** begin Dataset records **

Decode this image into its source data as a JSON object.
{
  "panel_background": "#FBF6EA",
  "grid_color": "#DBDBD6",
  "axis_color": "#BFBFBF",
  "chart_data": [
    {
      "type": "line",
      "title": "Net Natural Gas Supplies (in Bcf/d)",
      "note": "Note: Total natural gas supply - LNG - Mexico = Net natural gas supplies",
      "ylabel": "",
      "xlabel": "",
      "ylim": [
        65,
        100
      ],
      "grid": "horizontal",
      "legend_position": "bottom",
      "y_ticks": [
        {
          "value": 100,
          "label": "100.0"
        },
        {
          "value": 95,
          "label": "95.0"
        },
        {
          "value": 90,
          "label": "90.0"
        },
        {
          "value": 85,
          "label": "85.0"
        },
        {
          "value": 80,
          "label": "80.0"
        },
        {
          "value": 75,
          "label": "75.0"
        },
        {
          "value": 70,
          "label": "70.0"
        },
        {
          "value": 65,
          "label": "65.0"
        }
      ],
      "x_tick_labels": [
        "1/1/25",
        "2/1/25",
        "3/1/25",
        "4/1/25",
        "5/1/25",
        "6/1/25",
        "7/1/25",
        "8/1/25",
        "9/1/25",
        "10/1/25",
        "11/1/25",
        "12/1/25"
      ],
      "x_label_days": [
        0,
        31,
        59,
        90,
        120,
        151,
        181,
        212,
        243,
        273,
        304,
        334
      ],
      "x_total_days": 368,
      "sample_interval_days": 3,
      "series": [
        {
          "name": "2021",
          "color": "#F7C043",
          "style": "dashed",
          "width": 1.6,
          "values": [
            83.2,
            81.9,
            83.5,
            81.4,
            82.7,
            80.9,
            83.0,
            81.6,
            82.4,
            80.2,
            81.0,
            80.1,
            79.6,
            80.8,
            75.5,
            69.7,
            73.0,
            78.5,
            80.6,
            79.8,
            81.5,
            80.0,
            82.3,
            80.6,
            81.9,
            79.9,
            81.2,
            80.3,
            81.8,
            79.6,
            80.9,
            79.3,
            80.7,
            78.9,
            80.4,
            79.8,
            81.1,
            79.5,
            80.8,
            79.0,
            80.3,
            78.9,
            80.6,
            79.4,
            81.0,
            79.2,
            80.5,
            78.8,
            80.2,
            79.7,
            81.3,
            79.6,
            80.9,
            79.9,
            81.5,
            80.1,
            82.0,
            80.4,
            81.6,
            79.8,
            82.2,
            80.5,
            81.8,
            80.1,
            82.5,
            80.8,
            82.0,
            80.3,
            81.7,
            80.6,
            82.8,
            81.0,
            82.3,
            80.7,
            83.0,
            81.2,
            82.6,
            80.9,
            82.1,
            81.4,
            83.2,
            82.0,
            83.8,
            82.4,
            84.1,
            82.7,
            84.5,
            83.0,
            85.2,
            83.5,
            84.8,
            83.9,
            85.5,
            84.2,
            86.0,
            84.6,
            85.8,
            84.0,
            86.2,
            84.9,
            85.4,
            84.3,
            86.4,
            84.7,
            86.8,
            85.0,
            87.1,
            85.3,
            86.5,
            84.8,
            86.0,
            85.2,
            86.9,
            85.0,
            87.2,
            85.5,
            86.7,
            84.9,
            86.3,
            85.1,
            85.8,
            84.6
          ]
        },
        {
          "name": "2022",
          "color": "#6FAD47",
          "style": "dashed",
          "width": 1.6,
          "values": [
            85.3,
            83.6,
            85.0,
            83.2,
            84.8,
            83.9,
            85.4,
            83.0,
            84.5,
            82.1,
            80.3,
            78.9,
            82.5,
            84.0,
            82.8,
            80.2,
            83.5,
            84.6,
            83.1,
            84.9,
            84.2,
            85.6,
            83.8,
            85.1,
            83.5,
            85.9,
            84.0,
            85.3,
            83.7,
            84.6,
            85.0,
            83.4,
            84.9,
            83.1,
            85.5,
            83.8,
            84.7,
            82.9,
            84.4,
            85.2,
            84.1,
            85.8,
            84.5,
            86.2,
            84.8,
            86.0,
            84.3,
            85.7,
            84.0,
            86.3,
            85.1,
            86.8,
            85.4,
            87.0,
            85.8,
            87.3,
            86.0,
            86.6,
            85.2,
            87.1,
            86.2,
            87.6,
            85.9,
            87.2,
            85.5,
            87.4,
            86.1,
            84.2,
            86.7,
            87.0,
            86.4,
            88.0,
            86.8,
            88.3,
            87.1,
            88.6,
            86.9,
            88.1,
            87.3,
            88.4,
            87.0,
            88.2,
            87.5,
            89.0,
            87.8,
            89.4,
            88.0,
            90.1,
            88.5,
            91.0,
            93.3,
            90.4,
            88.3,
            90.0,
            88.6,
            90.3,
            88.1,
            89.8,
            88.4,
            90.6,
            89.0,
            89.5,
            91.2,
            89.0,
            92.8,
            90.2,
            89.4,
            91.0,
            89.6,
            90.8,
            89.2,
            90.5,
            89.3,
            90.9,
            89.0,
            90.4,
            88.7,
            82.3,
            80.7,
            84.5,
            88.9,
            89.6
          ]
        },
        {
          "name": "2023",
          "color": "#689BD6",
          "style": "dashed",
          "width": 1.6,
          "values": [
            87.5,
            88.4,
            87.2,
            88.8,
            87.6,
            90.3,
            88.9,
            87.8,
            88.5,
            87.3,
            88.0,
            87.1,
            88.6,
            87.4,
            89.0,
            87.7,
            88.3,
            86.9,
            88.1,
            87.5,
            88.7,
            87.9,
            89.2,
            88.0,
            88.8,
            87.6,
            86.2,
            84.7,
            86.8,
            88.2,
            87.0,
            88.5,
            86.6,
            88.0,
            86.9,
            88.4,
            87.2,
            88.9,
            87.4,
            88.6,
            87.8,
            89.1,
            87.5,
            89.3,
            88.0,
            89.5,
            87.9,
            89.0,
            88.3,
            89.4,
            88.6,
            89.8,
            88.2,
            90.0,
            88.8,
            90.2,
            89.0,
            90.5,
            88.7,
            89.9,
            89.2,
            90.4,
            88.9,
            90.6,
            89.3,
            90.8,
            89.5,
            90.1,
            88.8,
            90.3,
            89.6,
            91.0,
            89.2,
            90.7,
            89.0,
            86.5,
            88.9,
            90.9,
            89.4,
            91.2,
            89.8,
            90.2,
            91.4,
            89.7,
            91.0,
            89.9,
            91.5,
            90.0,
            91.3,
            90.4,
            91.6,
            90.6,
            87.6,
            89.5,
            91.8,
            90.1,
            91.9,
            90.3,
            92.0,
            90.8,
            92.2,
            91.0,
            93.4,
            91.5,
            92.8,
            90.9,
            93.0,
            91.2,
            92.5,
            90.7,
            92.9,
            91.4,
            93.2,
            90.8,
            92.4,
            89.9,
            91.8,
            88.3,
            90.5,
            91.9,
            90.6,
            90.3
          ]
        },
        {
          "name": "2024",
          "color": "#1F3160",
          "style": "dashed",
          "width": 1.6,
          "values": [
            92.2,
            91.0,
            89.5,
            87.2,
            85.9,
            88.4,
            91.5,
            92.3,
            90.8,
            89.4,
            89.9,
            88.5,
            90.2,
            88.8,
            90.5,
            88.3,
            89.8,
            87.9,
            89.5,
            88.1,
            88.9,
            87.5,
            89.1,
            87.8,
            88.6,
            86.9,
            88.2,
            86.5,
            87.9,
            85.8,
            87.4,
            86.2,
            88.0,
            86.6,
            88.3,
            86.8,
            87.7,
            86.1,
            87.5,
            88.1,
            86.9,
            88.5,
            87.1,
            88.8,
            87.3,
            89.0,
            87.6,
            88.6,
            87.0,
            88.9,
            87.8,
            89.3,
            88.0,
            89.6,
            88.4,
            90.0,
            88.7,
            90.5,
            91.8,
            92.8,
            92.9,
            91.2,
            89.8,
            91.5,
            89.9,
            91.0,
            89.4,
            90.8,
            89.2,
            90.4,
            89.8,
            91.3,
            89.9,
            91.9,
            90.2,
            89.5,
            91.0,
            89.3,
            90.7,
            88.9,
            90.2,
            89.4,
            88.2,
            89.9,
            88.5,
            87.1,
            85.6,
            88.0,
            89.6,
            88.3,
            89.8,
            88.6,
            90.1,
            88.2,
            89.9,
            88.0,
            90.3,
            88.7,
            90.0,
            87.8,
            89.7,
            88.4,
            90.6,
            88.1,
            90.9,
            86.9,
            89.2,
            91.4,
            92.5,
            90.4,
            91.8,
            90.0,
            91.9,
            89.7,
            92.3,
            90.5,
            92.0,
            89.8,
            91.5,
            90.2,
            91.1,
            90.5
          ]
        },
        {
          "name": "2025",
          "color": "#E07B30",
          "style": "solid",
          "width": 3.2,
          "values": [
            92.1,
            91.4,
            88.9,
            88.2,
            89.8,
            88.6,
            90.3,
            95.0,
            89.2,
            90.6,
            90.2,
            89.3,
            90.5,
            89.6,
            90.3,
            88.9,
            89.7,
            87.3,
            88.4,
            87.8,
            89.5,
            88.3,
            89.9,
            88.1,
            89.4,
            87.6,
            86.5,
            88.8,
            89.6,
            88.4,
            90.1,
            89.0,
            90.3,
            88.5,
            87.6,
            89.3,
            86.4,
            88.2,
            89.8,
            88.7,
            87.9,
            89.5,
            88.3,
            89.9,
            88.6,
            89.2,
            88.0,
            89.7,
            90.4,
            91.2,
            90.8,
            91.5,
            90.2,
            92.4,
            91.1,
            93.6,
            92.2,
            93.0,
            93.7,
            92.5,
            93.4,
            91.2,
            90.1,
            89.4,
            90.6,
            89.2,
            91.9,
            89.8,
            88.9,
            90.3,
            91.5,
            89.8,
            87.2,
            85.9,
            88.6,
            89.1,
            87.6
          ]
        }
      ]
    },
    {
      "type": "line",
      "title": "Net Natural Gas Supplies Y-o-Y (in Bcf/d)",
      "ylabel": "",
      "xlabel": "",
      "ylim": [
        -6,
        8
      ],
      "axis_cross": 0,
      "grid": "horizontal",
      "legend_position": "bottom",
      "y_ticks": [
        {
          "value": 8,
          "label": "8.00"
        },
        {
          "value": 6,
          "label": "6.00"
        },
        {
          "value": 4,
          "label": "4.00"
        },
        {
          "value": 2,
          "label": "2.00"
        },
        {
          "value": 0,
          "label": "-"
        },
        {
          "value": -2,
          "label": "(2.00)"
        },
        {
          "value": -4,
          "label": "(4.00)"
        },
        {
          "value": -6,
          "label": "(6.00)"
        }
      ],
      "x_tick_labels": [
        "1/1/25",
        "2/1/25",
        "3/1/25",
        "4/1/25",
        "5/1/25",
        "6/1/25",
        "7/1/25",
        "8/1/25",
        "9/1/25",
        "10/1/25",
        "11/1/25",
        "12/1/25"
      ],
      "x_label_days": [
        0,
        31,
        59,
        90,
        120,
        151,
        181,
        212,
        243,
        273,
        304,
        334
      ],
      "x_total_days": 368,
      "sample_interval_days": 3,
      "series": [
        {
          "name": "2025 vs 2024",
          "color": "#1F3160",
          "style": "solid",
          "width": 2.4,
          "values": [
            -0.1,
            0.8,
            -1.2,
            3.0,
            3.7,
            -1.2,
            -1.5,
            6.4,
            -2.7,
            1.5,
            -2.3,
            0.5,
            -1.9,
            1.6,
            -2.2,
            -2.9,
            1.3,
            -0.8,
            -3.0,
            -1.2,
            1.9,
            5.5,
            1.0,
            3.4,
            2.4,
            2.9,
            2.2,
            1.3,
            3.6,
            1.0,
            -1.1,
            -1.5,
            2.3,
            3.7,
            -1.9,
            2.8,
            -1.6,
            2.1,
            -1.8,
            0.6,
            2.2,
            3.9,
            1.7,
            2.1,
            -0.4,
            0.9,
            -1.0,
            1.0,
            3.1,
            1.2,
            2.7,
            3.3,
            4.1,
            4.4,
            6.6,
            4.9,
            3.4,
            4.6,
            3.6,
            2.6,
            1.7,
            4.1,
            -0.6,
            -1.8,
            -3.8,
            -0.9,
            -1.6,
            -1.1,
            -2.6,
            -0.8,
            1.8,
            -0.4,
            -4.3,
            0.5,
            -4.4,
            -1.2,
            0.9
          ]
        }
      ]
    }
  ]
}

** end Dataset records **

> Your instructions:
State the number of lines in the data that include the string "name", and add nothing else.

> The result:
6